▶ [Problem to solve]
Repeat all the records exactly, omitting pictures.

- - - - -

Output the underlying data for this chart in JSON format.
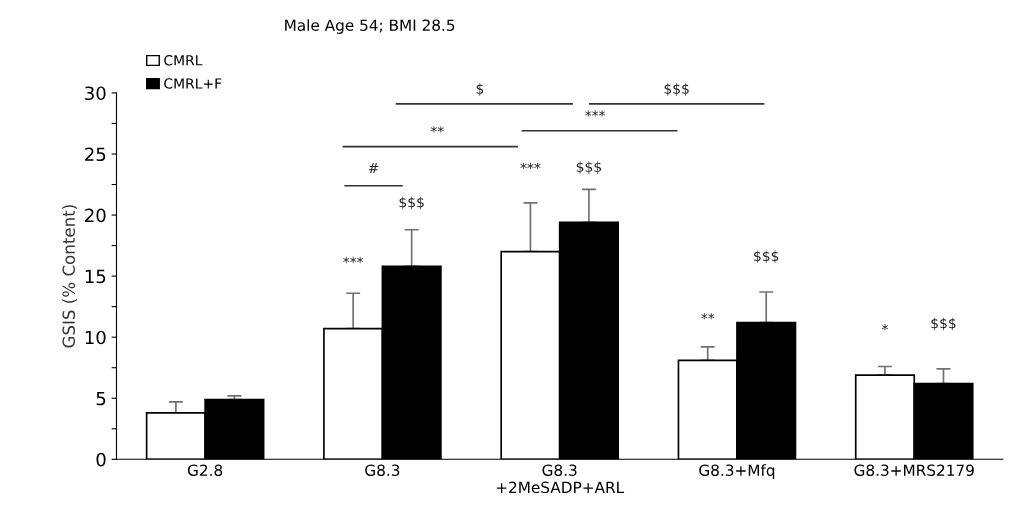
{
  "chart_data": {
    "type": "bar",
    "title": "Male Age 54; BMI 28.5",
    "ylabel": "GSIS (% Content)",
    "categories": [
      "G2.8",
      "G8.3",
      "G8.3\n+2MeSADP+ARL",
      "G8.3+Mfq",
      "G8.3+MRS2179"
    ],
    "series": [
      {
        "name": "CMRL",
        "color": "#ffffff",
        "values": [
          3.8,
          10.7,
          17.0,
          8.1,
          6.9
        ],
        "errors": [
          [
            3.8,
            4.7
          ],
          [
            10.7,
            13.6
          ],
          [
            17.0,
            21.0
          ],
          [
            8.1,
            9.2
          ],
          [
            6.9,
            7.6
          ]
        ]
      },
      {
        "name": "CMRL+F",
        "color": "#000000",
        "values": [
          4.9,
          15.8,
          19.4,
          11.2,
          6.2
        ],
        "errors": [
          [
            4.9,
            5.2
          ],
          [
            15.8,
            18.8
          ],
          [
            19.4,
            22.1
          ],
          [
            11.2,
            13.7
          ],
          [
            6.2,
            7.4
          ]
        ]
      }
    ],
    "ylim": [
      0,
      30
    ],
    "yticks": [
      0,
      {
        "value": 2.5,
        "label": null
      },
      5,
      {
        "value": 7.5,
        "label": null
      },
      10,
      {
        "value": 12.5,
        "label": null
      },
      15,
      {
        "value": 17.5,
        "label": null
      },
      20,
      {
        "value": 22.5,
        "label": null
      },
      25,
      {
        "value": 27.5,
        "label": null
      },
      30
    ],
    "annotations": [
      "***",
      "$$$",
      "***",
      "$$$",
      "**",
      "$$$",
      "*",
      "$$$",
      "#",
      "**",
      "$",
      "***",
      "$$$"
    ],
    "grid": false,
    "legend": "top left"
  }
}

- - - - -

▶ [Response to the exercise]
Output the underlying data for this chart in JSON format.
{
  "chart_data": {
    "type": "bar",
    "title": "Male Age 54; BMI 28.5",
    "ylabel": "GSIS (% Content)",
    "categories": [
      "G2.8",
      "G8.3",
      "G8.3\n+2MeSADP+ARL",
      "G8.3+Mfq",
      "G8.3+MRS2179"
    ],
    "series": [
      {
        "name": "CMRL",
        "color": "#ffffff",
        "values": [
          3.8,
          10.7,
          17.0,
          8.1,
          6.9
        ],
        "errors": [
          [
            3.8,
            4.7
          ],
          [
            10.7,
            13.6
          ],
          [
            17.0,
            21.0
          ],
          [
            8.1,
            9.2
          ],
          [
            6.9,
            7.6
          ]
        ]
      },
      {
        "name": "CMRL+F",
        "color": "#000000",
        "values": [
          4.9,
          15.8,
          19.4,
          11.2,
          6.2
        ],
        "errors": [
          [
            4.9,
            5.2
          ],
          [
            15.8,
            18.8
          ],
          [
            19.4,
            22.1
          ],
          [
            11.2,
            13.7
          ],
          [
            6.2,
            7.4
          ]
        ]
      }
    ],
    "ylim": [
      0,
      30
    ],
    "yticks": [
      0,
      {
        "value": 2.5,
        "label": null
      },
      5,
      {
        "value": 7.5,
        "label": null
      },
      10,
      {
        "value": 12.5,
        "label": null
      },
      15,
      {
        "value": 17.5,
        "label": null
      },
      20,
      {
        "value": 22.5,
        "label": null
      },
      25,
      {
        "value": 27.5,
        "label": null
      },
      30
    ],
    "annotations": [
      "***",
      "$$$",
      "***",
      "$$$",
      "**",
      "$$$",
      "*",
      "$$$",
      "#",
      "**",
      "$",
      "***",
      "$$$"
    ],
    "grid": false,
    "legend": "top left"
  }
}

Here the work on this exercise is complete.